For each statement, say yes or no as to whether the abstract supports it, and quote the words of the abstract that decide it: (a) Under pressure, the band gap of H₂O₂ is smaller than that of H₆O₄. (b) The extra TDOS peak II in H₆O₄ comes from molecular H₂O in the crystal structure. (c) Both H₂O₂ and H₆O₄ tend toward a metallization phase change under pressure.

(SOURCE PASSAGE begins)

The comparative study of structural, electronic, and optical properties of hydrogen peroxide and its dihydrate under pressures: first-principle calculations

Hydrogen peroxide (H₂O₂) is used as a fuel and propellant in fuel cells and rockets due to its prominent oxidizing and combustion properties. In addition, hydrogen peroxide, as the energetic material with the simplest molecular structure, exhibits general detonation performance under external stimulation. Based on the first-principle method, we calculated the two crystal structure, electronic properties related to sensitivity closely, optical properties of pure hydrogen peroxide, and 48wt.% hydrogen peroxide (H₆O₄) under pressure. We found that the band gaps of H₂O₂ and H₆O₄ become larger under pressure and the former is larger than the latter; neither has the tendency of metallization phase change. The added peak II of TDOS from H₆O₄ compared with H₂O₂ come from molecular H₂O in crystal structure. The pressure-induced peak (peak 2 and peak II of TDOS from H₂O₂ and H₆O₄) splitting is caused by changes (stronger) in the intermolecular hydrogen bond environment in the crystal under pressure. The specific macroscopic optical properties have the characteristics of overall blue-shift under pressure, which is due to the blueshift of the conduction band and the increase of the band gap. We hope to provide some reference and guidance for deeper future research.

(SOURCE PASSAGE ends)
(PROVIDED RECORDS begins)

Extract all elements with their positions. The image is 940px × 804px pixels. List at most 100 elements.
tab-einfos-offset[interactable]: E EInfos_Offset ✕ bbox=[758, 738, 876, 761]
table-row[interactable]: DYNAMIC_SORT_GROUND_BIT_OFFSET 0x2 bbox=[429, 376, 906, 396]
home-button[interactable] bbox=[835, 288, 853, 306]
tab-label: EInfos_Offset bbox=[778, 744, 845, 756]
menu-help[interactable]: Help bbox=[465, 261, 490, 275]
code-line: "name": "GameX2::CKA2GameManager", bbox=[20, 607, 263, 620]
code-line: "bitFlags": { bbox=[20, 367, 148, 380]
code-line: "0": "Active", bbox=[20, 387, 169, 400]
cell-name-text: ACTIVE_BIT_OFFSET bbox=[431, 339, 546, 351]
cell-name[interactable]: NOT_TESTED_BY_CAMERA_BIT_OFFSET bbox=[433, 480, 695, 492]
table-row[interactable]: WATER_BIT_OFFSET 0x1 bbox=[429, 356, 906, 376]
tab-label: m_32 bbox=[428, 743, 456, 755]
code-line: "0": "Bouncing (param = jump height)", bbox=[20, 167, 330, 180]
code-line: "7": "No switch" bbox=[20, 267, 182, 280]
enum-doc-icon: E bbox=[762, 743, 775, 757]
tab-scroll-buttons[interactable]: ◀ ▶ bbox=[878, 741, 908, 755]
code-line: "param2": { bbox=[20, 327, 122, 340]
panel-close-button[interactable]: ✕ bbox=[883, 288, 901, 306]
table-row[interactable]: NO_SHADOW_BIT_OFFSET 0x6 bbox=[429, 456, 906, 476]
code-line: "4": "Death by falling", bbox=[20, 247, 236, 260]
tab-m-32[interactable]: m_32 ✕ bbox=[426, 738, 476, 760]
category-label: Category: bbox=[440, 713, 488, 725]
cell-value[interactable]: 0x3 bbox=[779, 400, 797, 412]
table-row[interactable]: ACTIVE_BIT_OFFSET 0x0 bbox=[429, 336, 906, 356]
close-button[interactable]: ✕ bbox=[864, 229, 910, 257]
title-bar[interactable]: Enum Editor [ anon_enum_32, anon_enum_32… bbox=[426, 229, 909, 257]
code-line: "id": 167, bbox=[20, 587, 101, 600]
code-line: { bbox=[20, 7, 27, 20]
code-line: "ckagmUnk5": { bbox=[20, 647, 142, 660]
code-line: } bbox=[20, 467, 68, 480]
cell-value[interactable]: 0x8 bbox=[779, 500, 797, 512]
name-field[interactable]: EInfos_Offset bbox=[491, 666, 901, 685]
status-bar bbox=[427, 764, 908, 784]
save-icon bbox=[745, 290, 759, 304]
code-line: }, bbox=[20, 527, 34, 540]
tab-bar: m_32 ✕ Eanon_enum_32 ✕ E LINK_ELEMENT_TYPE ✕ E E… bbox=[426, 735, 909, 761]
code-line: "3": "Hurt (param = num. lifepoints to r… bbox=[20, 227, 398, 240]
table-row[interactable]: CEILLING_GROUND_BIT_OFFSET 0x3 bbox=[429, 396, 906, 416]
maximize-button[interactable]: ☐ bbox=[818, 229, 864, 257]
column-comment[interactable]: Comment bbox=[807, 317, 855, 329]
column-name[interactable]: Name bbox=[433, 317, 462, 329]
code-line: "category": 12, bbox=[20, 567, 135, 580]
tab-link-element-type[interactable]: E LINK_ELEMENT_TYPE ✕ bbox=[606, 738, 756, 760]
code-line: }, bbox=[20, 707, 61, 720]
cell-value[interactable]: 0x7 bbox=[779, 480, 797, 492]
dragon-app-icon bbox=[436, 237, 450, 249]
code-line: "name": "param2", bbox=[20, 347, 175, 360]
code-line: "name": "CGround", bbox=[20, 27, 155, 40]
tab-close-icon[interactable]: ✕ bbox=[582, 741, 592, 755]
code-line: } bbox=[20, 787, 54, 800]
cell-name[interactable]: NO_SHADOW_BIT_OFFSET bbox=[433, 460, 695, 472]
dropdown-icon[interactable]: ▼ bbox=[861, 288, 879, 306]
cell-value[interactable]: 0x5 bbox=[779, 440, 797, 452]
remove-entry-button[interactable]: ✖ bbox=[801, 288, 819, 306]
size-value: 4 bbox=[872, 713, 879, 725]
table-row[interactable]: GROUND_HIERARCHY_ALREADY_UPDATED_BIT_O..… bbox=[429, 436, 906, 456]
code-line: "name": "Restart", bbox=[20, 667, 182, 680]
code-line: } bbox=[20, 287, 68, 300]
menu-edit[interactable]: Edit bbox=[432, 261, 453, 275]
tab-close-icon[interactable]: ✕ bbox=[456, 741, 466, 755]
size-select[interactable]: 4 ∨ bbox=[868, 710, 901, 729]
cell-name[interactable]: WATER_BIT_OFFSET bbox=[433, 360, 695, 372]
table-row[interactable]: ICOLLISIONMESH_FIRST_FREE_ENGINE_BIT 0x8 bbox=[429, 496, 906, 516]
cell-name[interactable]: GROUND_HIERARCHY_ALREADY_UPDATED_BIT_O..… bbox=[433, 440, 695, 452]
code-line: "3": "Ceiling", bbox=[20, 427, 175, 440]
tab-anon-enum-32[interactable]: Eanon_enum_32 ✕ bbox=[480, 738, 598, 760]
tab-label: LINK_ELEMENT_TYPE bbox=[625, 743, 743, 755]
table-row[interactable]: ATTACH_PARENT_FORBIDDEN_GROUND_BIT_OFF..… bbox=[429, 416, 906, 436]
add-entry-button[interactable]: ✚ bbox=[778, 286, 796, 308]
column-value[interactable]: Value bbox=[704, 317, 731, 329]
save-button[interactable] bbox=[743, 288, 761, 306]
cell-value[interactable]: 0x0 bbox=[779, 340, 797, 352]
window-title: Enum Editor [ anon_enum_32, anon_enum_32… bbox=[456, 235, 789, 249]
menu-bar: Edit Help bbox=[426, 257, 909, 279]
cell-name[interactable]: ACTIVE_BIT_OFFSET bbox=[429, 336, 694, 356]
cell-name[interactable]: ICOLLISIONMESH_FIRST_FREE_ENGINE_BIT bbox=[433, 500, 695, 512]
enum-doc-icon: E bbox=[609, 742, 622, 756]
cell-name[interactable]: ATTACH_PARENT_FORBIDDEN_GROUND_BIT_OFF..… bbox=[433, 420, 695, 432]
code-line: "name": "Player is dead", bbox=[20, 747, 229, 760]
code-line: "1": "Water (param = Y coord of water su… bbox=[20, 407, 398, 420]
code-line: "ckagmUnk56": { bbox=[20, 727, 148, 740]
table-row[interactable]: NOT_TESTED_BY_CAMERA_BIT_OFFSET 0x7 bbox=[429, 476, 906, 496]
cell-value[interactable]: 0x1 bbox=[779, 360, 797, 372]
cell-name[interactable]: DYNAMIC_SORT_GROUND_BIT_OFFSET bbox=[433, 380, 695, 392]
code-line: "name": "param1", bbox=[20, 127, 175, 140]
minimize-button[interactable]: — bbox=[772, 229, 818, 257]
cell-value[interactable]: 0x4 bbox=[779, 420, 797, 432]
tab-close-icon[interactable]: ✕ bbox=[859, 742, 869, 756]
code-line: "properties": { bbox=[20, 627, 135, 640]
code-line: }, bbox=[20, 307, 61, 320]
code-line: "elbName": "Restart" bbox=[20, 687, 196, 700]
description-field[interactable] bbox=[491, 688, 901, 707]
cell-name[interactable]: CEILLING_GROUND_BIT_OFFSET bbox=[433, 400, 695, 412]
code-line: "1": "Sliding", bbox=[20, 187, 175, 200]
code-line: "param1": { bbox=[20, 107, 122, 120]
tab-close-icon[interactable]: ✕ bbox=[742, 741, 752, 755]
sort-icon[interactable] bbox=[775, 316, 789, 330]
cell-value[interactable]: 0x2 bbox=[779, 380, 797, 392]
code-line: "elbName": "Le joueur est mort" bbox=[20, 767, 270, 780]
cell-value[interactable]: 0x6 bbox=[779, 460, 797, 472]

(PROVIDED RECORDS ends)

EXERCISE SOLUTION
(a) No: "the former is larger than the latter"
(b) Yes: "The added peak II of TDOS from H₆O₄ compared with H₂O₂ come from molecular H₂O in crystal structure."
(c) No: "neither has the tendency of metallization phase change."